- Instruction:
Please copy all the lines that follow, word for word.
- - - -
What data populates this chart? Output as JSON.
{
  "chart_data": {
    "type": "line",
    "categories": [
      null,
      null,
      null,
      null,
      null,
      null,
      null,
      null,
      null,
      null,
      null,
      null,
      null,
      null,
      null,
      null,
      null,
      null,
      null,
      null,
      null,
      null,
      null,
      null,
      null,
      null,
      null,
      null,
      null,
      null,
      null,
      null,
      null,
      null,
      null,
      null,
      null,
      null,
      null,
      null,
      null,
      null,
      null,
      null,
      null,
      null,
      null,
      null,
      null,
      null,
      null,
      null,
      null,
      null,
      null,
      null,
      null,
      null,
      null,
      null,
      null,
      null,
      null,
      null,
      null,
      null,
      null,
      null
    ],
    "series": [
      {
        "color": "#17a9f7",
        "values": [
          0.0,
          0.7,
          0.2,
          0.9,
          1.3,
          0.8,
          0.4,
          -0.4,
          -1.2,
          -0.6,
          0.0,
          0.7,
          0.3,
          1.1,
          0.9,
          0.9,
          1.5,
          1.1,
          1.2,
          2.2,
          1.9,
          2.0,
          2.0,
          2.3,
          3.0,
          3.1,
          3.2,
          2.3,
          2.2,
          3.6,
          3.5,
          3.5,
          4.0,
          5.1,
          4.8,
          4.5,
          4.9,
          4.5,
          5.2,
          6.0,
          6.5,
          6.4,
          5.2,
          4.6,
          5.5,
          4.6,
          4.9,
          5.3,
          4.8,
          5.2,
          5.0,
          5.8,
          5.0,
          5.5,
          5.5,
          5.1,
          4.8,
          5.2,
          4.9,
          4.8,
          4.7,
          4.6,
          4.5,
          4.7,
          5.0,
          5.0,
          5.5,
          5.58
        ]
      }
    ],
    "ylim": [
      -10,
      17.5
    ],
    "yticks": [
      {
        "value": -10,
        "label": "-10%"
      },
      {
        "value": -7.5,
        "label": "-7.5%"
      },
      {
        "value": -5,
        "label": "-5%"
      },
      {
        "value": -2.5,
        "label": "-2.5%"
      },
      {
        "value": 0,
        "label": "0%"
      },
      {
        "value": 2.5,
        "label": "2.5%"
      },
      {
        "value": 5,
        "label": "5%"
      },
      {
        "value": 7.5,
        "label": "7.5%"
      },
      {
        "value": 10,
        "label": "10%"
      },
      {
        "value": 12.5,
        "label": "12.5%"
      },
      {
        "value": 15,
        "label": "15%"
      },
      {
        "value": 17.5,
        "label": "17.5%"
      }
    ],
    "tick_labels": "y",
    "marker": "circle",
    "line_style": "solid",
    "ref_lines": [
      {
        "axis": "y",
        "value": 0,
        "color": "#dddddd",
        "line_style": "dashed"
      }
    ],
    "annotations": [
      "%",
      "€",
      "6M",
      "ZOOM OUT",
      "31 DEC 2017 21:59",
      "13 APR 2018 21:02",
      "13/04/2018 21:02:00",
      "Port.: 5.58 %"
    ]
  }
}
- - - -
- Worked answer:
What data populates this chart? Output as JSON.
{
  "chart_data": {
    "type": "line",
    "categories": [
      null,
      null,
      null,
      null,
      null,
      null,
      null,
      null,
      null,
      null,
      null,
      null,
      null,
      null,
      null,
      null,
      null,
      null,
      null,
      null,
      null,
      null,
      null,
      null,
      null,
      null,
      null,
      null,
      null,
      null,
      null,
      null,
      null,
      null,
      null,
      null,
      null,
      null,
      null,
      null,
      null,
      null,
      null,
      null,
      null,
      null,
      null,
      null,
      null,
      null,
      null,
      null,
      null,
      null,
      null,
      null,
      null,
      null,
      null,
      null,
      null,
      null,
      null,
      null,
      null,
      null,
      null,
      null
    ],
    "series": [
      {
        "color": "#17a9f7",
        "values": [
          0.0,
          0.7,
          0.2,
          0.9,
          1.3,
          0.8,
          0.4,
          -0.4,
          -1.2,
          -0.6,
          0.0,
          0.7,
          0.3,
          1.1,
          0.9,
          0.9,
          1.5,
          1.1,
          1.2,
          2.2,
          1.9,
          2.0,
          2.0,
          2.3,
          3.0,
          3.1,
          3.2,
          2.3,
          2.2,
          3.6,
          3.5,
          3.5,
          4.0,
          5.1,
          4.8,
          4.5,
          4.9,
          4.5,
          5.2,
          6.0,
          6.5,
          6.4,
          5.2,
          4.6,
          5.5,
          4.6,
          4.9,
          5.3,
          4.8,
          5.2,
          5.0,
          5.8,
          5.0,
          5.5,
          5.5,
          5.1,
          4.8,
          5.2,
          4.9,
          4.8,
          4.7,
          4.6,
          4.5,
          4.7,
          5.0,
          5.0,
          5.5,
          5.58
        ]
      }
    ],
    "ylim": [
      -10,
      17.5
    ],
    "yticks": [
      {
        "value": -10,
        "label": "-10%"
      },
      {
        "value": -7.5,
        "label": "-7.5%"
      },
      {
        "value": -5,
        "label": "-5%"
      },
      {
        "value": -2.5,
        "label": "-2.5%"
      },
      {
        "value": 0,
        "label": "0%"
      },
      {
        "value": 2.5,
        "label": "2.5%"
      },
      {
        "value": 5,
        "label": "5%"
      },
      {
        "value": 7.5,
        "label": "7.5%"
      },
      {
        "value": 10,
        "label": "10%"
      },
      {
        "value": 12.5,
        "label": "12.5%"
      },
      {
        "value": 15,
        "label": "15%"
      },
      {
        "value": 17.5,
        "label": "17.5%"
      }
    ],
    "tick_labels": "y",
    "marker": "circle",
    "line_style": "solid",
    "ref_lines": [
      {
        "axis": "y",
        "value": 0,
        "color": "#dddddd",
        "line_style": "dashed"
      }
    ],
    "annotations": [
      "%",
      "€",
      "6M",
      "ZOOM OUT",
      "31 DEC 2017 21:59",
      "13 APR 2018 21:02",
      "13/04/2018 21:02:00",
      "Port.: 5.58 %"
    ]
  }
}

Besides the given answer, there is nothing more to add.